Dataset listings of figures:

▬▬▬▬▬▬▬▬▬▬

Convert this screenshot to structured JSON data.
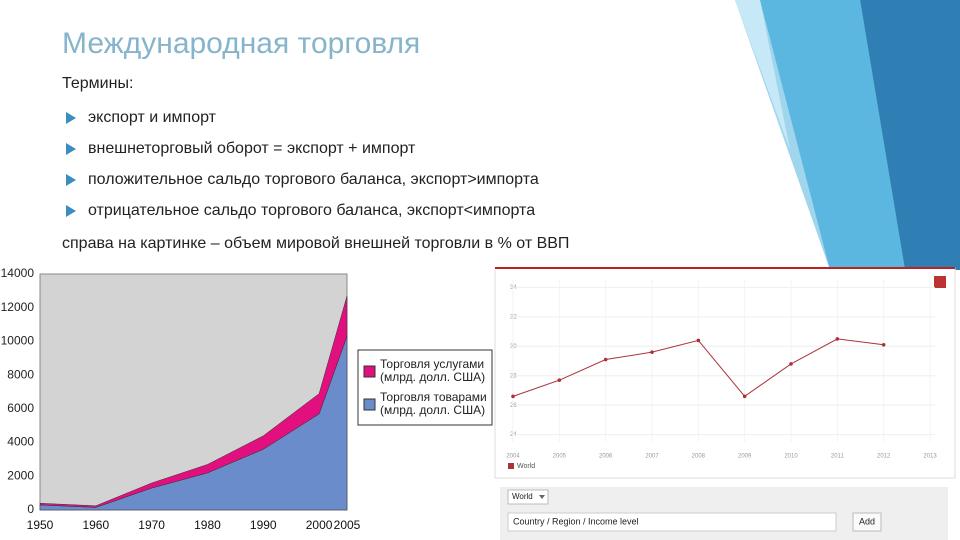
{
  "title": "Международная торговля",
  "subtitle": "Термины:",
  "bullets": [
    "экспорт и импорт",
    "внешнеторговый оборот = экспорт + импорт",
    "положительное сальдо торгового баланса, экспорт>импорта",
    "отрицательное сальдо торгового баланса, экспорт<импорта"
  ],
  "caption": "справа на картинке – объем мировой внешней торговли в % от ВВП",
  "chart_data": [
    {
      "type": "area",
      "x": [
        1950,
        1960,
        1970,
        1980,
        1990,
        2000,
        2005
      ],
      "series": [
        {
          "name": "Торговля товарами (млрд. долл. США)",
          "color": "#6b8cca",
          "values": [
            300,
            150,
            1300,
            2200,
            3600,
            5700,
            10300
          ]
        },
        {
          "name": "Торговля услугами (млрд. долл. США)",
          "color": "#e2107f",
          "values": [
            100,
            100,
            300,
            500,
            800,
            1200,
            2400
          ]
        }
      ],
      "xlim": [
        1950,
        2005
      ],
      "xticks": [
        1950,
        1960,
        1970,
        1980,
        1990,
        2000,
        2005
      ],
      "ylim": [
        0,
        14000
      ],
      "yticks": [
        0,
        2000,
        4000,
        6000,
        8000,
        10000,
        12000,
        14000
      ],
      "background": "#d3d3d3"
    },
    {
      "type": "line",
      "x": [
        2004,
        2005,
        2006,
        2007,
        2008,
        2009,
        2010,
        2011,
        2012
      ],
      "series": [
        {
          "name": "World",
          "color": "#a8343a",
          "values": [
            26.6,
            27.7,
            29.1,
            29.6,
            30.4,
            26.6,
            28.8,
            30.5,
            30.1
          ]
        }
      ],
      "xlim": [
        2004,
        2013
      ],
      "xticks": [
        2004,
        2005,
        2006,
        2007,
        2008,
        2009,
        2010,
        2011,
        2012,
        2013
      ],
      "ylim": [
        23.5,
        34.5
      ],
      "yticks": [
        24,
        26,
        28,
        30,
        32,
        34
      ],
      "grid": true
    }
  ],
  "panel": {
    "dropdown": "World",
    "field": "Country / Region / Income level",
    "button": "Add"
  }
}
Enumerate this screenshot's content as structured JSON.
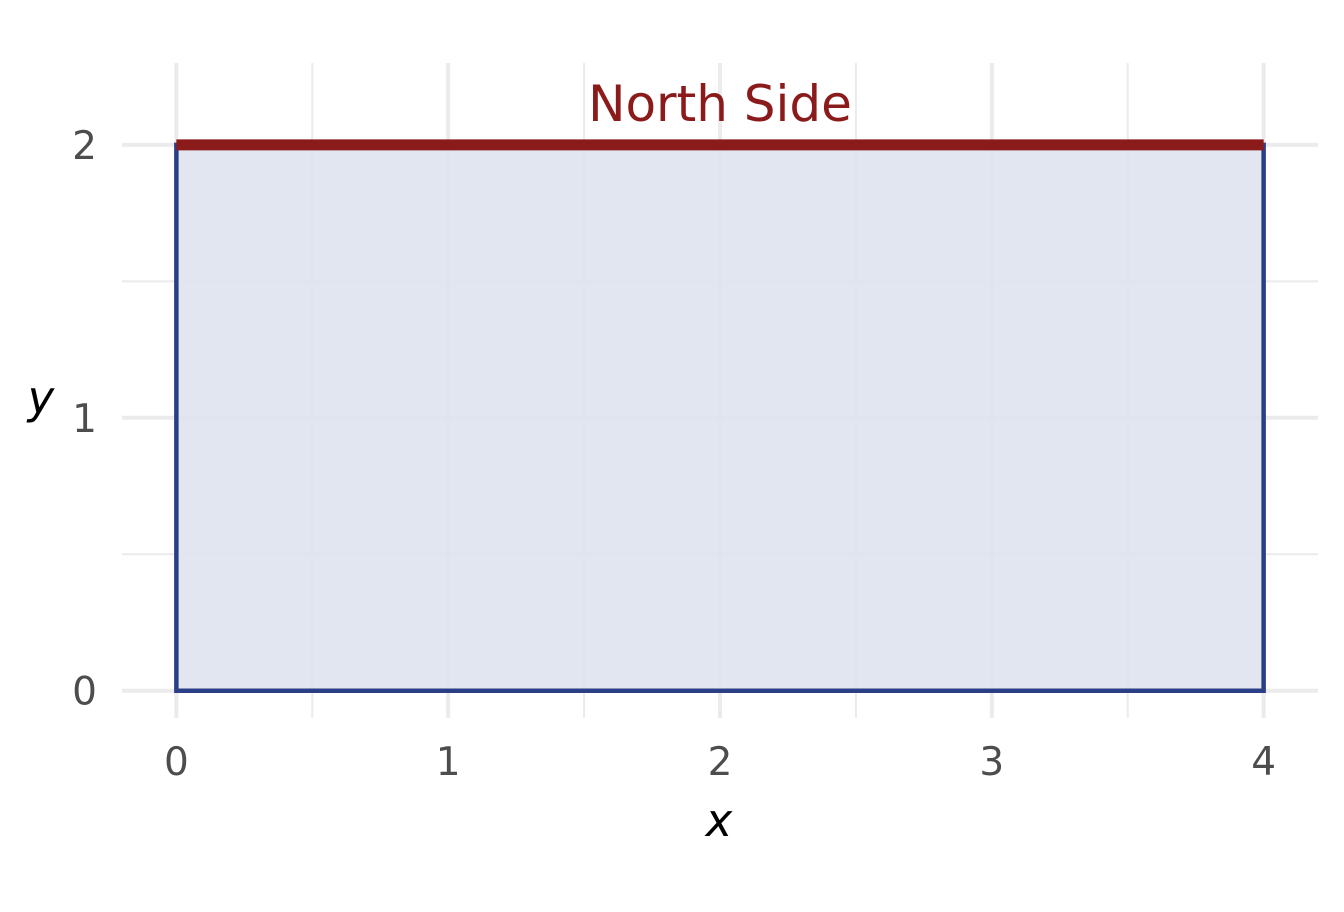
{
  "chart_data": {
    "type": "area",
    "xlabel": "x",
    "ylabel": "y",
    "xlim": [
      -0.2,
      4.2
    ],
    "ylim": [
      -0.1,
      2.3
    ],
    "x_ticks": [
      0,
      1,
      2,
      3,
      4
    ],
    "y_ticks": [
      0,
      1,
      2
    ],
    "x_tick_labels": [
      "0",
      "1",
      "2",
      "3",
      "4"
    ],
    "y_tick_labels": [
      "0",
      "1",
      "2"
    ],
    "x_minor_ticks": [
      0.5,
      1.5,
      2.5,
      3.5
    ],
    "y_minor_ticks": [
      0.5,
      1.5
    ],
    "grid": true,
    "rectangle": {
      "x": [
        0,
        4,
        4,
        0,
        0
      ],
      "y": [
        0,
        0,
        2,
        2,
        0
      ],
      "fill_color": "#dfe3ee",
      "outline_color": "#2a3f86"
    },
    "highlight_segment": {
      "x": [
        0,
        4
      ],
      "y": [
        2,
        2
      ],
      "color": "#8b1a1a"
    },
    "annotation": {
      "text": "North Side",
      "x": 2,
      "y": 2.15,
      "color": "#8b1a1a"
    }
  }
}
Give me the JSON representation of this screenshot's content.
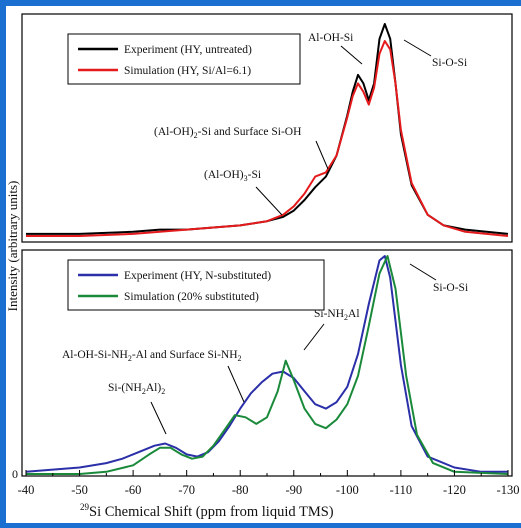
{
  "chart_data": [
    {
      "type": "line",
      "panel": "top",
      "legend_placement": "top-left",
      "x_range": [
        -40,
        -130
      ],
      "series": [
        {
          "name": "Experiment (HY, untreated)",
          "color": "#000000",
          "points": [
            [
              -40,
              0.01
            ],
            [
              -50,
              0.01
            ],
            [
              -60,
              0.02
            ],
            [
              -65,
              0.03
            ],
            [
              -70,
              0.03
            ],
            [
              -75,
              0.04
            ],
            [
              -80,
              0.05
            ],
            [
              -85,
              0.07
            ],
            [
              -88,
              0.09
            ],
            [
              -90,
              0.12
            ],
            [
              -92,
              0.17
            ],
            [
              -94,
              0.23
            ],
            [
              -96,
              0.28
            ],
            [
              -98,
              0.38
            ],
            [
              -100,
              0.57
            ],
            [
              -101,
              0.68
            ],
            [
              -102,
              0.76
            ],
            [
              -103,
              0.72
            ],
            [
              -104,
              0.64
            ],
            [
              -105,
              0.72
            ],
            [
              -106,
              0.93
            ],
            [
              -107,
              1.0
            ],
            [
              -108,
              0.93
            ],
            [
              -109,
              0.72
            ],
            [
              -110,
              0.48
            ],
            [
              -112,
              0.24
            ],
            [
              -115,
              0.1
            ],
            [
              -118,
              0.05
            ],
            [
              -122,
              0.03
            ],
            [
              -126,
              0.02
            ],
            [
              -130,
              0.01
            ]
          ]
        },
        {
          "name": "Simulation (HY, Si/Al=6.1)",
          "color": "#e41a1c",
          "points": [
            [
              -40,
              0.0
            ],
            [
              -50,
              0.0
            ],
            [
              -60,
              0.01
            ],
            [
              -65,
              0.02
            ],
            [
              -70,
              0.03
            ],
            [
              -75,
              0.04
            ],
            [
              -80,
              0.05
            ],
            [
              -85,
              0.07
            ],
            [
              -88,
              0.1
            ],
            [
              -90,
              0.14
            ],
            [
              -92,
              0.2
            ],
            [
              -94,
              0.28
            ],
            [
              -96,
              0.3
            ],
            [
              -98,
              0.38
            ],
            [
              -100,
              0.56
            ],
            [
              -101,
              0.66
            ],
            [
              -102,
              0.72
            ],
            [
              -103,
              0.68
            ],
            [
              -104,
              0.62
            ],
            [
              -105,
              0.7
            ],
            [
              -106,
              0.86
            ],
            [
              -107,
              0.92
            ],
            [
              -108,
              0.88
            ],
            [
              -109,
              0.72
            ],
            [
              -110,
              0.5
            ],
            [
              -112,
              0.25
            ],
            [
              -115,
              0.1
            ],
            [
              -118,
              0.05
            ],
            [
              -122,
              0.02
            ],
            [
              -126,
              0.01
            ],
            [
              -130,
              0.0
            ]
          ]
        }
      ],
      "annotations": [
        {
          "text": "Al-OH-Si",
          "x": -102
        },
        {
          "text": "Si-O-Si",
          "x": -107
        },
        {
          "text": "(Al-OH)2-Si and Surface Si-OH",
          "x": -94
        },
        {
          "text": "(Al-OH)3-Si",
          "x": -88
        }
      ]
    },
    {
      "type": "line",
      "panel": "bottom",
      "legend_placement": "top-left",
      "x_range": [
        -40,
        -130
      ],
      "y_ticks": [
        0
      ],
      "series": [
        {
          "name": "Experiment (HY, N-substituted)",
          "color": "#2b2fa8",
          "points": [
            [
              -40,
              0.01
            ],
            [
              -45,
              0.02
            ],
            [
              -50,
              0.03
            ],
            [
              -55,
              0.05
            ],
            [
              -58,
              0.07
            ],
            [
              -61,
              0.1
            ],
            [
              -64,
              0.13
            ],
            [
              -66,
              0.14
            ],
            [
              -68,
              0.12
            ],
            [
              -70,
              0.09
            ],
            [
              -72,
              0.08
            ],
            [
              -74,
              0.1
            ],
            [
              -76,
              0.15
            ],
            [
              -78,
              0.22
            ],
            [
              -80,
              0.3
            ],
            [
              -82,
              0.37
            ],
            [
              -84,
              0.42
            ],
            [
              -86,
              0.46
            ],
            [
              -88,
              0.47
            ],
            [
              -90,
              0.44
            ],
            [
              -92,
              0.38
            ],
            [
              -94,
              0.32
            ],
            [
              -96,
              0.3
            ],
            [
              -98,
              0.33
            ],
            [
              -100,
              0.4
            ],
            [
              -102,
              0.55
            ],
            [
              -104,
              0.78
            ],
            [
              -106,
              0.98
            ],
            [
              -107,
              1.0
            ],
            [
              -108,
              0.9
            ],
            [
              -110,
              0.5
            ],
            [
              -112,
              0.22
            ],
            [
              -115,
              0.08
            ],
            [
              -120,
              0.03
            ],
            [
              -125,
              0.01
            ],
            [
              -130,
              0.01
            ]
          ]
        },
        {
          "name": "Simulation (20% substituted)",
          "color": "#1a8a3a",
          "points": [
            [
              -40,
              0.0
            ],
            [
              -50,
              0.0
            ],
            [
              -55,
              0.01
            ],
            [
              -60,
              0.04
            ],
            [
              -63,
              0.09
            ],
            [
              -65,
              0.12
            ],
            [
              -67,
              0.12
            ],
            [
              -69,
              0.09
            ],
            [
              -71,
              0.07
            ],
            [
              -73,
              0.08
            ],
            [
              -75,
              0.13
            ],
            [
              -77,
              0.2
            ],
            [
              -79,
              0.27
            ],
            [
              -81,
              0.26
            ],
            [
              -83,
              0.23
            ],
            [
              -85,
              0.26
            ],
            [
              -87,
              0.38
            ],
            [
              -88.5,
              0.52
            ],
            [
              -90,
              0.43
            ],
            [
              -92,
              0.3
            ],
            [
              -94,
              0.23
            ],
            [
              -96,
              0.21
            ],
            [
              -98,
              0.25
            ],
            [
              -100,
              0.32
            ],
            [
              -102,
              0.45
            ],
            [
              -104,
              0.68
            ],
            [
              -106,
              0.92
            ],
            [
              -107.5,
              1.0
            ],
            [
              -109,
              0.85
            ],
            [
              -111,
              0.45
            ],
            [
              -113,
              0.18
            ],
            [
              -116,
              0.05
            ],
            [
              -120,
              0.01
            ],
            [
              -130,
              0.0
            ]
          ]
        }
      ],
      "annotations": [
        {
          "text": "Si-O-Si",
          "x": -108
        },
        {
          "text": "Si-NH2Al",
          "x": -88
        },
        {
          "text": "Al-OH-Si-NH2-Al and Surface Si-NH2",
          "x": -80
        },
        {
          "text": "Si-(NH2Al)2",
          "x": -65
        }
      ]
    }
  ],
  "text": {
    "y_axis_label": "Intensity (arbitrary units)",
    "x_axis_label": "29Si Chemical Shift (ppm from liquid TMS)",
    "x_ticks": [
      "-40",
      "-50",
      "-60",
      "-70",
      "-80",
      "-90",
      "-100",
      "-110",
      "-120",
      "-130"
    ],
    "y_tick_zero": "0",
    "top_legend": [
      "Experiment (HY, untreated)",
      "Simulation (HY, Si/Al=6.1)"
    ],
    "bottom_legend": [
      "Experiment (HY, N-substituted)",
      "Simulation (20% substituted)"
    ]
  }
}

▬▬▬▬▬▬▬▬▬▬

■ **Objective**: Count each line where the string "this" occurs, and write only the number.

■ **Exercise solution**: 3